Goal -
Your task is to output the entries below word for word.

↓↓↓

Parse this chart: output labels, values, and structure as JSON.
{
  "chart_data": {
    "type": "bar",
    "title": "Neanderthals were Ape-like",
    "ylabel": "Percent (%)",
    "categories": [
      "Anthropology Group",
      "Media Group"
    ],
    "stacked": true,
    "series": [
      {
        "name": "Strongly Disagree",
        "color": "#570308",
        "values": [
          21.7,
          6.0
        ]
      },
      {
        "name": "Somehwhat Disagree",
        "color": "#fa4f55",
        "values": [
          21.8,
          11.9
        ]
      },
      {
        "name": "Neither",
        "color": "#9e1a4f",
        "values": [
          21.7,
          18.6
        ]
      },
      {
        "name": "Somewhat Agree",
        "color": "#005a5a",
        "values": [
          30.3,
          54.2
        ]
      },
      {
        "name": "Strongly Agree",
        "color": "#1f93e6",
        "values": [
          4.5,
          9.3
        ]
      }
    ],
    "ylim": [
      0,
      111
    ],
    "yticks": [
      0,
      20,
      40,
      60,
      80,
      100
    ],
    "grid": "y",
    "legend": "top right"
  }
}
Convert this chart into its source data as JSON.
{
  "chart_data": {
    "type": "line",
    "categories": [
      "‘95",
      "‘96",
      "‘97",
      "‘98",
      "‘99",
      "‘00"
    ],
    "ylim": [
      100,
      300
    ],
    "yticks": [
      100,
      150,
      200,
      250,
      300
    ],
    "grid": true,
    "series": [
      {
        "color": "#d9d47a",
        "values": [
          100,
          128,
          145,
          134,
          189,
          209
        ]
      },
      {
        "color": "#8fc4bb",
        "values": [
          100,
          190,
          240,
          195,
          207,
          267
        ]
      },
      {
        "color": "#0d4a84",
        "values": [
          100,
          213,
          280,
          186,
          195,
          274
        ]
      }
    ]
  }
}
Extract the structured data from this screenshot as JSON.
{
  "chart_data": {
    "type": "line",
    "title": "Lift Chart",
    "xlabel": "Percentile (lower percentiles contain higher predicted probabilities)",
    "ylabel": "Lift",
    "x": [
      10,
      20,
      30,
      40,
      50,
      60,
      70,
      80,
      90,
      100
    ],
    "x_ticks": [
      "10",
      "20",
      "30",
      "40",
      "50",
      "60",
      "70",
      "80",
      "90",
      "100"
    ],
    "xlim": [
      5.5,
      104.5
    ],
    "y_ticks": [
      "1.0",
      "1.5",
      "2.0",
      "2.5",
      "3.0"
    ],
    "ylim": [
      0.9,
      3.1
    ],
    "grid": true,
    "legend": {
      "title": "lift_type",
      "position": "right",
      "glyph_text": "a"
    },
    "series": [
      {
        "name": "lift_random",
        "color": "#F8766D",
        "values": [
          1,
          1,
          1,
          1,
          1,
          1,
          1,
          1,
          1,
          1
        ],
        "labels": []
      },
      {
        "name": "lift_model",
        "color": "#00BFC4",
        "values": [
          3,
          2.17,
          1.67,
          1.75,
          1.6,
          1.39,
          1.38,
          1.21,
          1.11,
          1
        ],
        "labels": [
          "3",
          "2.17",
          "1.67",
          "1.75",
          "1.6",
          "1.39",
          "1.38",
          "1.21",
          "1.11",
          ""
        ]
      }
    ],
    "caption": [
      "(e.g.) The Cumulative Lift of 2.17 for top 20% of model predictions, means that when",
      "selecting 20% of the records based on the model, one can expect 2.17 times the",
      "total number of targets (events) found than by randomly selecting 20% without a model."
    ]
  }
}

↑↑↑

The reply -
Parse this chart: output labels, values, and structure as JSON.
{
  "chart_data": {
    "type": "bar",
    "title": "Neanderthals were Ape-like",
    "ylabel": "Percent (%)",
    "categories": [
      "Anthropology Group",
      "Media Group"
    ],
    "stacked": true,
    "series": [
      {
        "name": "Strongly Disagree",
        "color": "#570308",
        "values": [
          21.7,
          6.0
        ]
      },
      {
        "name": "Somehwhat Disagree",
        "color": "#fa4f55",
        "values": [
          21.8,
          11.9
        ]
      },
      {
        "name": "Neither",
        "color": "#9e1a4f",
        "values": [
          21.7,
          18.6
        ]
      },
      {
        "name": "Somewhat Agree",
        "color": "#005a5a",
        "values": [
          30.3,
          54.2
        ]
      },
      {
        "name": "Strongly Agree",
        "color": "#1f93e6",
        "values": [
          4.5,
          9.3
        ]
      }
    ],
    "ylim": [
      0,
      111
    ],
    "yticks": [
      0,
      20,
      40,
      60,
      80,
      100
    ],
    "grid": "y",
    "legend": "top right"
  }
}
Convert this chart into its source data as JSON.
{
  "chart_data": {
    "type": "line",
    "categories": [
      "‘95",
      "‘96",
      "‘97",
      "‘98",
      "‘99",
      "‘00"
    ],
    "ylim": [
      100,
      300
    ],
    "yticks": [
      100,
      150,
      200,
      250,
      300
    ],
    "grid": true,
    "series": [
      {
        "color": "#d9d47a",
        "values": [
          100,
          128,
          145,
          134,
          189,
          209
        ]
      },
      {
        "color": "#8fc4bb",
        "values": [
          100,
          190,
          240,
          195,
          207,
          267
        ]
      },
      {
        "color": "#0d4a84",
        "values": [
          100,
          213,
          280,
          186,
          195,
          274
        ]
      }
    ]
  }
}
Extract the structured data from this screenshot as JSON.
{
  "chart_data": {
    "type": "line",
    "title": "Lift Chart",
    "xlabel": "Percentile (lower percentiles contain higher predicted probabilities)",
    "ylabel": "Lift",
    "x": [
      10,
      20,
      30,
      40,
      50,
      60,
      70,
      80,
      90,
      100
    ],
    "x_ticks": [
      "10",
      "20",
      "30",
      "40",
      "50",
      "60",
      "70",
      "80",
      "90",
      "100"
    ],
    "xlim": [
      5.5,
      104.5
    ],
    "y_ticks": [
      "1.0",
      "1.5",
      "2.0",
      "2.5",
      "3.0"
    ],
    "ylim": [
      0.9,
      3.1
    ],
    "grid": true,
    "legend": {
      "title": "lift_type",
      "position": "right",
      "glyph_text": "a"
    },
    "series": [
      {
        "name": "lift_random",
        "color": "#F8766D",
        "values": [
          1,
          1,
          1,
          1,
          1,
          1,
          1,
          1,
          1,
          1
        ],
        "labels": []
      },
      {
        "name": "lift_model",
        "color": "#00BFC4",
        "values": [
          3,
          2.17,
          1.67,
          1.75,
          1.6,
          1.39,
          1.38,
          1.21,
          1.11,
          1
        ],
        "labels": [
          "3",
          "2.17",
          "1.67",
          "1.75",
          "1.6",
          "1.39",
          "1.38",
          "1.21",
          "1.11",
          ""
        ]
      }
    ],
    "caption": [
      "(e.g.) The Cumulative Lift of 2.17 for top 20% of model predictions, means that when",
      "selecting 20% of the records based on the model, one can expect 2.17 times the",
      "total number of targets (events) found than by randomly selecting 20% without a model."
    ]
  }
}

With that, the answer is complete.